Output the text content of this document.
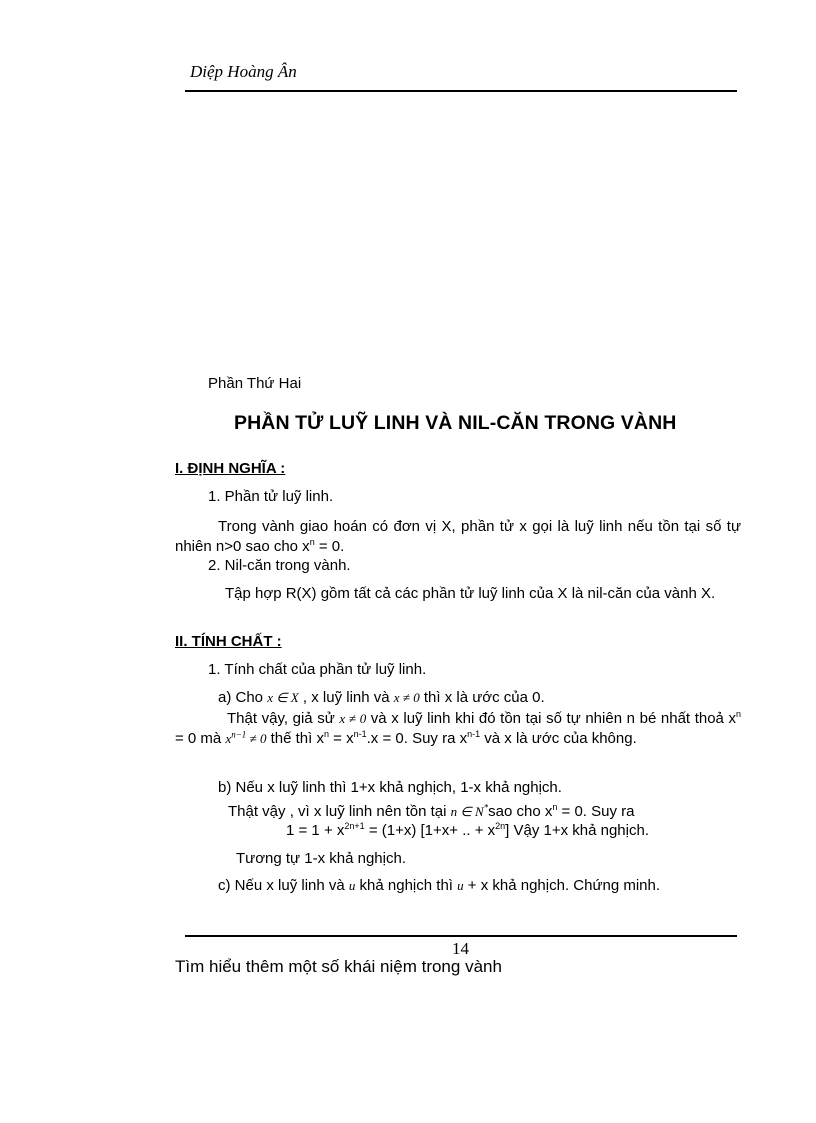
Diệp Hoàng Ân
Phần Thứ Hai
PHẦN TỬ LUỸ LINH VÀ NIL-CĂN TRONG VÀNH
I. ĐỊNH NGHĨA :
1. Phần tử luỹ linh.
Trong vành giao hoán có đơn vị X, phần tử x gọi là luỹ linh nếu tồn tại số tự nhiên n>0 sao cho $x^n = 0$.
2. Nil-căn trong vành.
Tập hợp R(X) gồm tất cả các phần tử luỹ linh của X là nil-căn của vành X.
II. TÍNH CHẤT :
1. Tính chất của phần tử luỹ linh.
a) Cho x ∈ X , x luỹ linh và x ≠ 0 thì x là ước của 0.
Thật vậy, giả sử x ≠ 0 và x luỹ linh khi đó tồn tại số tự nhiên n bé nhất thoả $x^n = 0$ mà $x^{n-1} \ne 0$ thế thì $x^n = x^{n-1}.x = 0$. Suy ra $x^{n-1}$ và x là ước của không.
b) Nếu x luỹ linh thì 1+x khả nghịch, 1-x khả nghịch.
Thật vậy , vì x luỹ linh nên tồn tại n ∈ N*sao cho $x^n = 0$. Suy ra
$1 = 1 + x^{2n+1} = (1+x)$ [1+x+ .. + $x^{2n}$] Vậy 1+x khả nghịch.
Tương tự 1-x khả nghịch.
c) Nếu x luỹ linh và u khả nghịch thì u + x khả nghịch. Chứng minh.
14
Tìm hiểu thêm một số khái niệm trong vành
-- -- --
## What the task asks
What comes back should match the records exactly, minus any pictures.

## Exercise solution
Output the text content of this document.
Diệp Hoàng Ân
Phần Thứ Hai
PHẦN TỬ LUỸ LINH VÀ NIL-CĂN TRONG VÀNH
I. ĐỊNH NGHĨA :
1. Phần tử luỹ linh.
Trong vành giao hoán có đơn vị X, phần tử x gọi là luỹ linh nếu tồn tại số tự nhiên n>0 sao cho $x^n = 0$.
2. Nil-căn trong vành.
Tập hợp R(X) gồm tất cả các phần tử luỹ linh của X là nil-căn của vành X.
II. TÍNH CHẤT :
1. Tính chất của phần tử luỹ linh.
a) Cho x ∈ X , x luỹ linh và x ≠ 0 thì x là ước của 0.
Thật vậy, giả sử x ≠ 0 và x luỹ linh khi đó tồn tại số tự nhiên n bé nhất thoả $x^n = 0$ mà $x^{n-1} \ne 0$ thế thì $x^n = x^{n-1}.x = 0$. Suy ra $x^{n-1}$ và x là ước của không.
b) Nếu x luỹ linh thì 1+x khả nghịch, 1-x khả nghịch.
Thật vậy , vì x luỹ linh nên tồn tại n ∈ N*sao cho $x^n = 0$. Suy ra
$1 = 1 + x^{2n+1} = (1+x)$ [1+x+ .. + $x^{2n}$] Vậy 1+x khả nghịch.
Tương tự 1-x khả nghịch.
c) Nếu x luỹ linh và u khả nghịch thì u + x khả nghịch. Chứng minh.
14
Tìm hiểu thêm một số khái niệm trong vành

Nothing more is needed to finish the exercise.